> **Collected data**:
################
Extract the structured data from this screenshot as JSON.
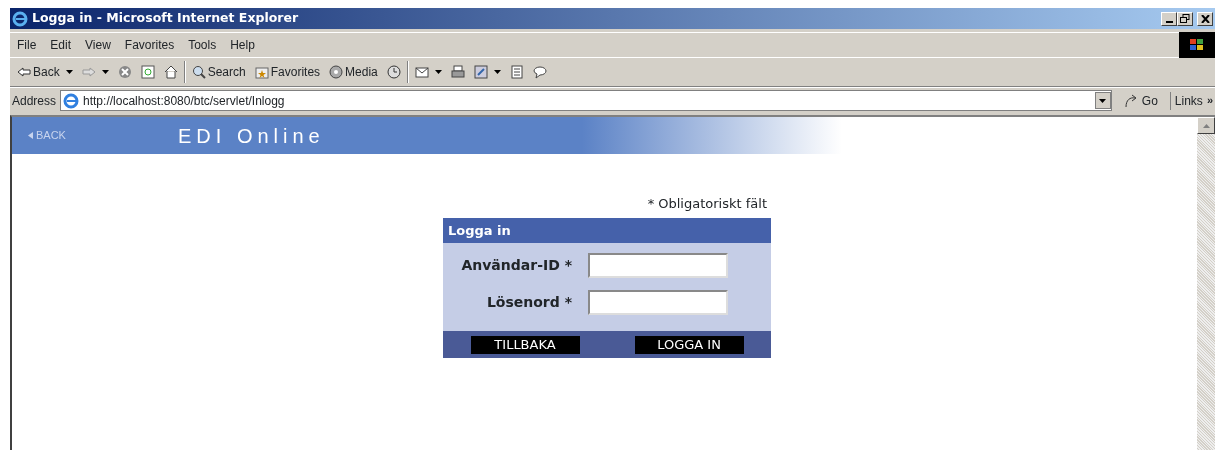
{
  "window": {
    "title": "Logga in - Microsoft Internet Explorer"
  },
  "menu": [
    "File",
    "Edit",
    "View",
    "Favorites",
    "Tools",
    "Help"
  ],
  "toolbar": [
    {
      "kind": "back",
      "label": "Back",
      "dropdown": true
    },
    {
      "kind": "forward",
      "dropdown": true
    },
    {
      "kind": "stop"
    },
    {
      "kind": "refresh"
    },
    {
      "kind": "home"
    },
    {
      "kind": "separator"
    },
    {
      "kind": "search",
      "label": "Search"
    },
    {
      "kind": "favorites",
      "label": "Favorites"
    },
    {
      "kind": "media",
      "label": "Media"
    },
    {
      "kind": "history"
    },
    {
      "kind": "separator"
    },
    {
      "kind": "mail",
      "dropdown": true
    },
    {
      "kind": "print"
    },
    {
      "kind": "edit",
      "dropdown": true
    },
    {
      "kind": "document"
    },
    {
      "kind": "discuss"
    }
  ],
  "address_bar": {
    "label": "Address",
    "url": "http://localhost:8080/btc/servlet/Inlogg",
    "go": "Go",
    "links": "Links",
    "links_more": "»"
  },
  "page": {
    "back_link": "BACK",
    "site_title": "EDI Online",
    "required_note": "* Obligatoriskt fält",
    "login": {
      "title": "Logga in",
      "fields": [
        {
          "label": "Användar-ID *"
        },
        {
          "label": "Lösenord *"
        }
      ],
      "buttons": [
        "TILLBAKA",
        "LOGGA IN"
      ]
    }
  }
}
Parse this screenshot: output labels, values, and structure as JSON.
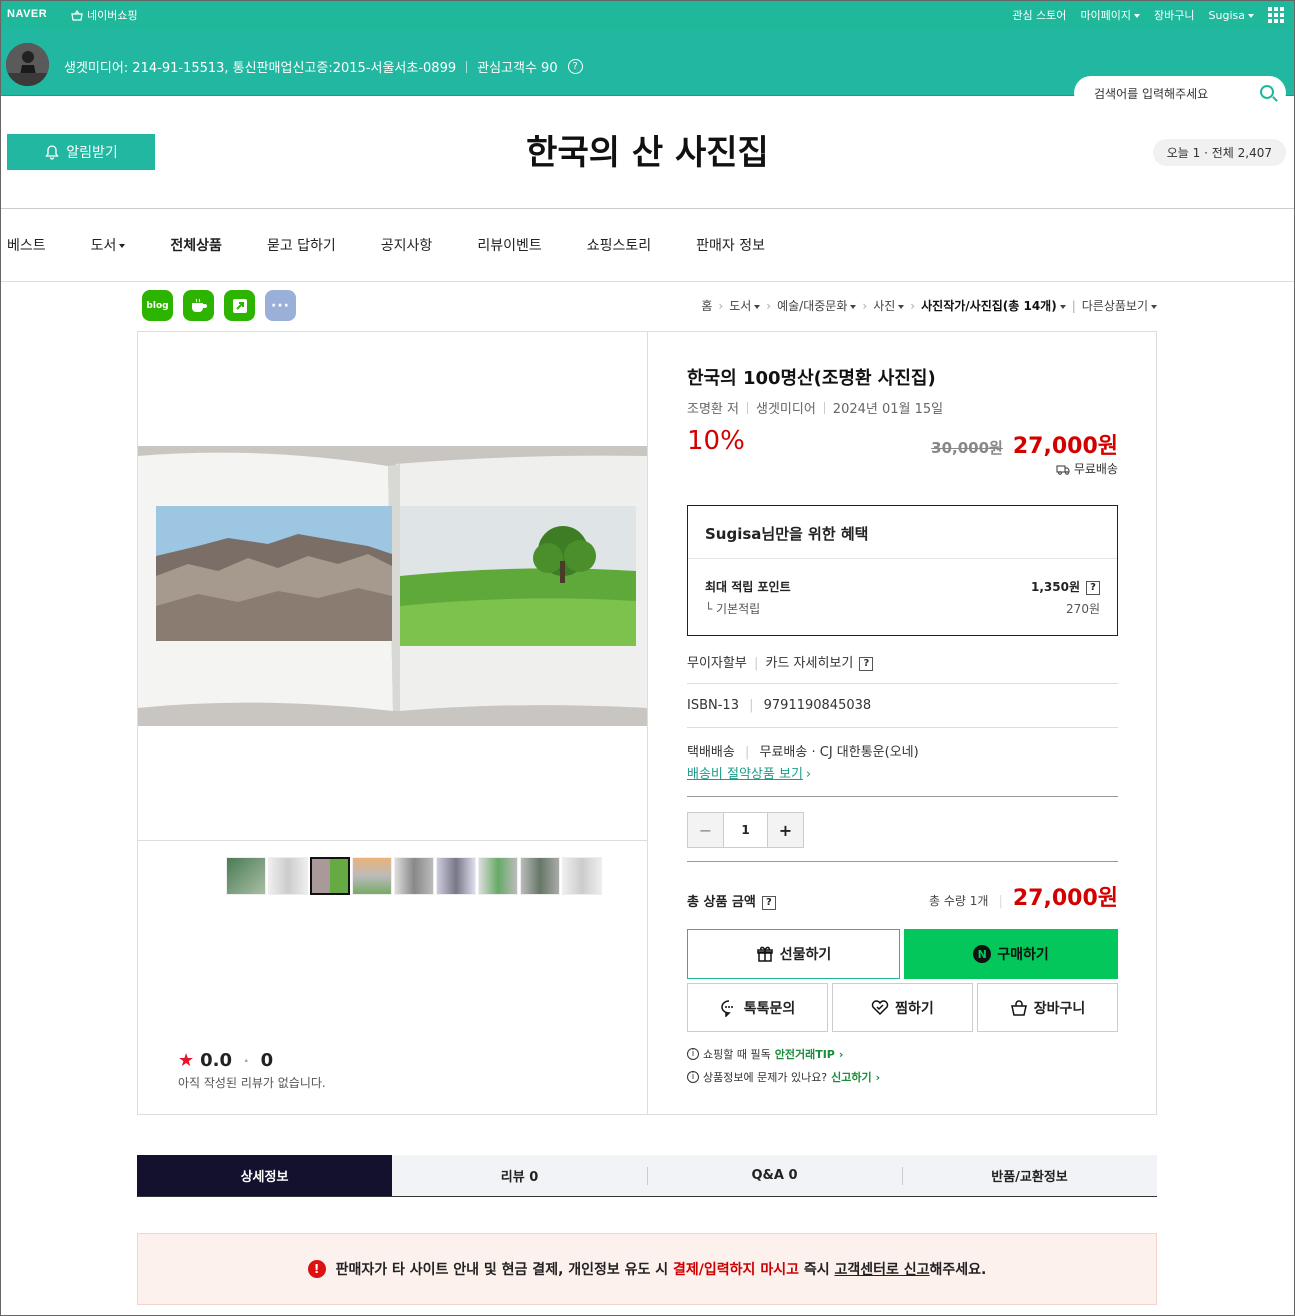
{
  "topbar": {
    "logo": "NAVER",
    "shop_label": "네이버쇼핑",
    "links": [
      "관심 스토어",
      "마이페이지",
      "장바구니",
      "Sugisa"
    ]
  },
  "seller": {
    "info": "생겟미디어: 214-91-15513, 통신판매업신고증:2015-서울서초-0899",
    "interest": "관심고객수 90",
    "search_placeholder": "검색어를 입력해주세요"
  },
  "header": {
    "alarm_label": "알림받기",
    "store_title": "한국의 산 사진집",
    "visit_count": "오늘 1 · 전체 2,407"
  },
  "nav": [
    "베스트",
    "도서",
    "전체상품",
    "묻고 답하기",
    "공지사항",
    "리뷰이벤트",
    "쇼핑스토리",
    "판매자 정보"
  ],
  "share": {
    "blog": "blog",
    "more": "···"
  },
  "breadcrumb": [
    "홈",
    "도서",
    "예술/대중문화",
    "사진",
    "사진작가/사진집(총 14개)",
    "다른상품보기"
  ],
  "product": {
    "title": "한국의 100명산(조명환 사진집)",
    "author": "조명환 저",
    "publisher": "생겟미디어",
    "date": "2024년 01월 15일",
    "discount": "10%",
    "original_price": "30,000원",
    "sale_price": "27,000원",
    "shipping_badge": "무료배송",
    "benefit_user": "Sugisa",
    "benefit_title": "님만을 위한 혜택",
    "max_point_label": "최대 적립 포인트",
    "max_point": "1,350원",
    "base_point_label": "기본적립",
    "base_point": "270원",
    "installment": "무이자할부",
    "card_detail": "카드 자세히보기",
    "isbn_label": "ISBN-13",
    "isbn": "9791190845038",
    "delivery_label": "택배배송",
    "delivery_info": "무료배송 · CJ 대한통운(오네)",
    "ship_link": "배송비 절약상품 보기",
    "quantity": "1",
    "total_label": "총 상품 금액",
    "total_qty": "총 수량 1개",
    "total_price": "27,000원",
    "btn_gift": "선물하기",
    "btn_buy": "구매하기",
    "btn_talk": "톡톡문의",
    "btn_wish": "찜하기",
    "btn_cart": "장바구니",
    "tip1_text": "쇼핑할 때 필독",
    "tip1_link": "안전거래TIP",
    "tip2_text": "상품정보에 문제가 있나요?",
    "tip2_link": "신고하기"
  },
  "review": {
    "score": "0.0",
    "count": "0",
    "empty_text": "아직 작성된 리뷰가 없습니다."
  },
  "tabs": [
    "상세정보",
    "리뷰 0",
    "Q&A 0",
    "반품/교환정보"
  ],
  "warning": {
    "part1": "판매자가 타 사이트 안내 및 현금 결제, 개인정보 유도 시",
    "part2": "결제/입력하지 마시고",
    "part3": "즉시",
    "part4": "고객센터로 신고",
    "part5": "해주세요."
  }
}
################
> **Task goal**: All the lines above are to be given again exactly as they read, with the pictures removed.

> **Expected answer**:
Extract the structured data from this screenshot as JSON.
{
  "window": {
    "title": "Logga in - Microsoft Internet Explorer"
  },
  "menu": [
    "File",
    "Edit",
    "View",
    "Favorites",
    "Tools",
    "Help"
  ],
  "toolbar": [
    {
      "kind": "back",
      "label": "Back",
      "dropdown": true
    },
    {
      "kind": "forward",
      "dropdown": true
    },
    {
      "kind": "stop"
    },
    {
      "kind": "refresh"
    },
    {
      "kind": "home"
    },
    {
      "kind": "separator"
    },
    {
      "kind": "search",
      "label": "Search"
    },
    {
      "kind": "favorites",
      "label": "Favorites"
    },
    {
      "kind": "media",
      "label": "Media"
    },
    {
      "kind": "history"
    },
    {
      "kind": "separator"
    },
    {
      "kind": "mail",
      "dropdown": true
    },
    {
      "kind": "print"
    },
    {
      "kind": "edit",
      "dropdown": true
    },
    {
      "kind": "document"
    },
    {
      "kind": "discuss"
    }
  ],
  "address_bar": {
    "label": "Address",
    "url": "http://localhost:8080/btc/servlet/Inlogg",
    "go": "Go",
    "links": "Links",
    "links_more": "»"
  },
  "page": {
    "back_link": "BACK",
    "site_title": "EDI Online",
    "required_note": "* Obligatoriskt fält",
    "login": {
      "title": "Logga in",
      "fields": [
        {
          "label": "Användar-ID *"
        },
        {
          "label": "Lösenord *"
        }
      ],
      "buttons": [
        "TILLBAKA",
        "LOGGA IN"
      ]
    }
  }
}
Parse this screenshot: output labels, values, and structure as JSON.
{
  "topbar": {
    "logo": "NAVER",
    "shop_label": "네이버쇼핑",
    "links": [
      "관심 스토어",
      "마이페이지",
      "장바구니",
      "Sugisa"
    ]
  },
  "seller": {
    "info": "생겟미디어: 214-91-15513, 통신판매업신고증:2015-서울서초-0899",
    "interest": "관심고객수 90",
    "search_placeholder": "검색어를 입력해주세요"
  },
  "header": {
    "alarm_label": "알림받기",
    "store_title": "한국의 산 사진집",
    "visit_count": "오늘 1 · 전체 2,407"
  },
  "nav": [
    "베스트",
    "도서",
    "전체상품",
    "묻고 답하기",
    "공지사항",
    "리뷰이벤트",
    "쇼핑스토리",
    "판매자 정보"
  ],
  "share": {
    "blog": "blog",
    "more": "···"
  },
  "breadcrumb": [
    "홈",
    "도서",
    "예술/대중문화",
    "사진",
    "사진작가/사진집(총 14개)",
    "다른상품보기"
  ],
  "product": {
    "title": "한국의 100명산(조명환 사진집)",
    "author": "조명환 저",
    "publisher": "생겟미디어",
    "date": "2024년 01월 15일",
    "discount": "10%",
    "original_price": "30,000원",
    "sale_price": "27,000원",
    "shipping_badge": "무료배송",
    "benefit_user": "Sugisa",
    "benefit_title": "님만을 위한 혜택",
    "max_point_label": "최대 적립 포인트",
    "max_point": "1,350원",
    "base_point_label": "기본적립",
    "base_point": "270원",
    "installment": "무이자할부",
    "card_detail": "카드 자세히보기",
    "isbn_label": "ISBN-13",
    "isbn": "9791190845038",
    "delivery_label": "택배배송",
    "delivery_info": "무료배송 · CJ 대한통운(오네)",
    "ship_link": "배송비 절약상품 보기",
    "quantity": "1",
    "total_label": "총 상품 금액",
    "total_qty": "총 수량 1개",
    "total_price": "27,000원",
    "btn_gift": "선물하기",
    "btn_buy": "구매하기",
    "btn_talk": "톡톡문의",
    "btn_wish": "찜하기",
    "btn_cart": "장바구니",
    "tip1_text": "쇼핑할 때 필독",
    "tip1_link": "안전거래TIP",
    "tip2_text": "상품정보에 문제가 있나요?",
    "tip2_link": "신고하기"
  },
  "review": {
    "score": "0.0",
    "count": "0",
    "empty_text": "아직 작성된 리뷰가 없습니다."
  },
  "tabs": [
    "상세정보",
    "리뷰 0",
    "Q&A 0",
    "반품/교환정보"
  ],
  "warning": {
    "part1": "판매자가 타 사이트 안내 및 현금 결제, 개인정보 유도 시",
    "part2": "결제/입력하지 마시고",
    "part3": "즉시",
    "part4": "고객센터로 신고",
    "part5": "해주세요."
  }
}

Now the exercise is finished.